San Diego Convention Center
Fee: $170.00
(Handouts will include a benchmarking document sent in advance for completion by participants.)
How have successful school leaders changed their school's curriculum, instruction, and overall attitude about what students can do to improve student achievement? Gene Bottoms, founding director of the Southern Regional Education Board's (SREB) High Schools That Work (HSTW), will draw from lessons learned over the past 15 years with the HSTW network to present the big picture about what matters the most in improving high school students' achievement. HSTW, one of the nation's largest secondary school reform efforts, focuses on teaching to all students what has been historically offered only to the "best" students.
The session will provide information about critical leadership practices that support significant levels of improving the curriculum, instruction, and student achievement. Principals and teacher leaders will gain information about these practices, examine their own level of use, and consider how they might become more expert through professional development.

**Supplied records:**
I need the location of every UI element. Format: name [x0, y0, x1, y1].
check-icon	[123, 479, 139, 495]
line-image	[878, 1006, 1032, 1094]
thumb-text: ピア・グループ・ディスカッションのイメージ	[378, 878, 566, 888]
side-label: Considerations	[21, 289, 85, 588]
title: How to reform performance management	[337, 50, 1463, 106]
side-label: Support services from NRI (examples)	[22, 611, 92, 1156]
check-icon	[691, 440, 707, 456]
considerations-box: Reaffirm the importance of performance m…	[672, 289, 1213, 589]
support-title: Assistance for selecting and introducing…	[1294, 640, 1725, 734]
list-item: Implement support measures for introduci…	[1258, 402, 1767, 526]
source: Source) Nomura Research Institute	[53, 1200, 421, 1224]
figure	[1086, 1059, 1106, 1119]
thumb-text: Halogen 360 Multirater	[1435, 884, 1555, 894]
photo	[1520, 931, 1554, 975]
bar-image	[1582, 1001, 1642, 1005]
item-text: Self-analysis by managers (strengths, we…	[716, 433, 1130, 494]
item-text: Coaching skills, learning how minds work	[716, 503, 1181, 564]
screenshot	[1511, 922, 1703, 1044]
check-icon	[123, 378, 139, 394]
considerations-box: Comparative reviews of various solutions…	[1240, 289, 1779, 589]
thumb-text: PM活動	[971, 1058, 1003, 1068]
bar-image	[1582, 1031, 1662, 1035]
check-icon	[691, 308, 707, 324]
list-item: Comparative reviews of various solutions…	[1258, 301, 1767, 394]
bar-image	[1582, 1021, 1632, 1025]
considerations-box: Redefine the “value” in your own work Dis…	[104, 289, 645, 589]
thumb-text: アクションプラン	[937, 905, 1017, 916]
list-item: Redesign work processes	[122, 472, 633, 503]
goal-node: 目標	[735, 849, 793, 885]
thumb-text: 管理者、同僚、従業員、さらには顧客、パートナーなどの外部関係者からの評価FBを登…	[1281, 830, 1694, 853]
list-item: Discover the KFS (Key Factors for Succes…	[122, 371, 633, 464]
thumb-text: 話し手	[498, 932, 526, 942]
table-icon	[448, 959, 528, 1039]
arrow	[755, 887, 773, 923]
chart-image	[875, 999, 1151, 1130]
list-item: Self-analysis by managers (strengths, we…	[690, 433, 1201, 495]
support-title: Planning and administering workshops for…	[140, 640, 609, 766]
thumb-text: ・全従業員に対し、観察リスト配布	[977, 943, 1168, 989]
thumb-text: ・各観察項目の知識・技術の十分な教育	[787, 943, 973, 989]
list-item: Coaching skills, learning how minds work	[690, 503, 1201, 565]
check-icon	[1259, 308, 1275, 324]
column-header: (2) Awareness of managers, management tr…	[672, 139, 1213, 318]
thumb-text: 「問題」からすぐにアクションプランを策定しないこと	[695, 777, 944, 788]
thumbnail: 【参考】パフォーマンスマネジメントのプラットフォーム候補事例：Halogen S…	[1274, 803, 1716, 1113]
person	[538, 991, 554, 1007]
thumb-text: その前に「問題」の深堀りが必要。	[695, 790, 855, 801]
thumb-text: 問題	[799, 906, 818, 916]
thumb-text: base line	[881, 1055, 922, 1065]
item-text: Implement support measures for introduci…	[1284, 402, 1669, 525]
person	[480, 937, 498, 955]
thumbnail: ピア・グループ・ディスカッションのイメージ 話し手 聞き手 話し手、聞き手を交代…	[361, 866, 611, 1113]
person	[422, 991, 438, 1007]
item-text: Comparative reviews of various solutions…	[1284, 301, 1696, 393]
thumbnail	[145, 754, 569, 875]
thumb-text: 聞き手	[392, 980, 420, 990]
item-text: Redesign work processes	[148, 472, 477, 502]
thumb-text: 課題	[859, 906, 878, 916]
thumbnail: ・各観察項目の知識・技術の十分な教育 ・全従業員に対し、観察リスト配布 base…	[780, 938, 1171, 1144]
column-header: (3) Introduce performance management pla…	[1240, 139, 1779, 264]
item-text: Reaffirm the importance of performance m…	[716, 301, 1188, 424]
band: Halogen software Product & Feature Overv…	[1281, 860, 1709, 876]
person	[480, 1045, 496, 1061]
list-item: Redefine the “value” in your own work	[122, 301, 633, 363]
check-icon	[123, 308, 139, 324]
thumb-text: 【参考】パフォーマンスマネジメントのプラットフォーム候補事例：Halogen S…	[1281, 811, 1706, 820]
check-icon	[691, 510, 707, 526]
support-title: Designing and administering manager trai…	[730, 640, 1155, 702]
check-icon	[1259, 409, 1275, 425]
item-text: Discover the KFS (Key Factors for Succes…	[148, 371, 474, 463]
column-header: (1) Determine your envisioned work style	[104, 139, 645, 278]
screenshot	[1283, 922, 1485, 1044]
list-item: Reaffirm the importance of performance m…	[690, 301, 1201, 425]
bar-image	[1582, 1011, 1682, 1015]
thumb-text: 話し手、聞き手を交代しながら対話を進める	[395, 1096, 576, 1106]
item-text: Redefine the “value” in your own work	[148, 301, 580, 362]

**The task:** Can you output, word for word, the stretch of the session description from "The session will" through "through professional development."?

**Completed exercise:**
The session will provide information about critical leadership practices that support significant levels of improving the curriculum, instruction, and student achievement. Principals and teacher leaders will gain information about these practices, examine their own level of use, and consider how they might become more expert through professional development.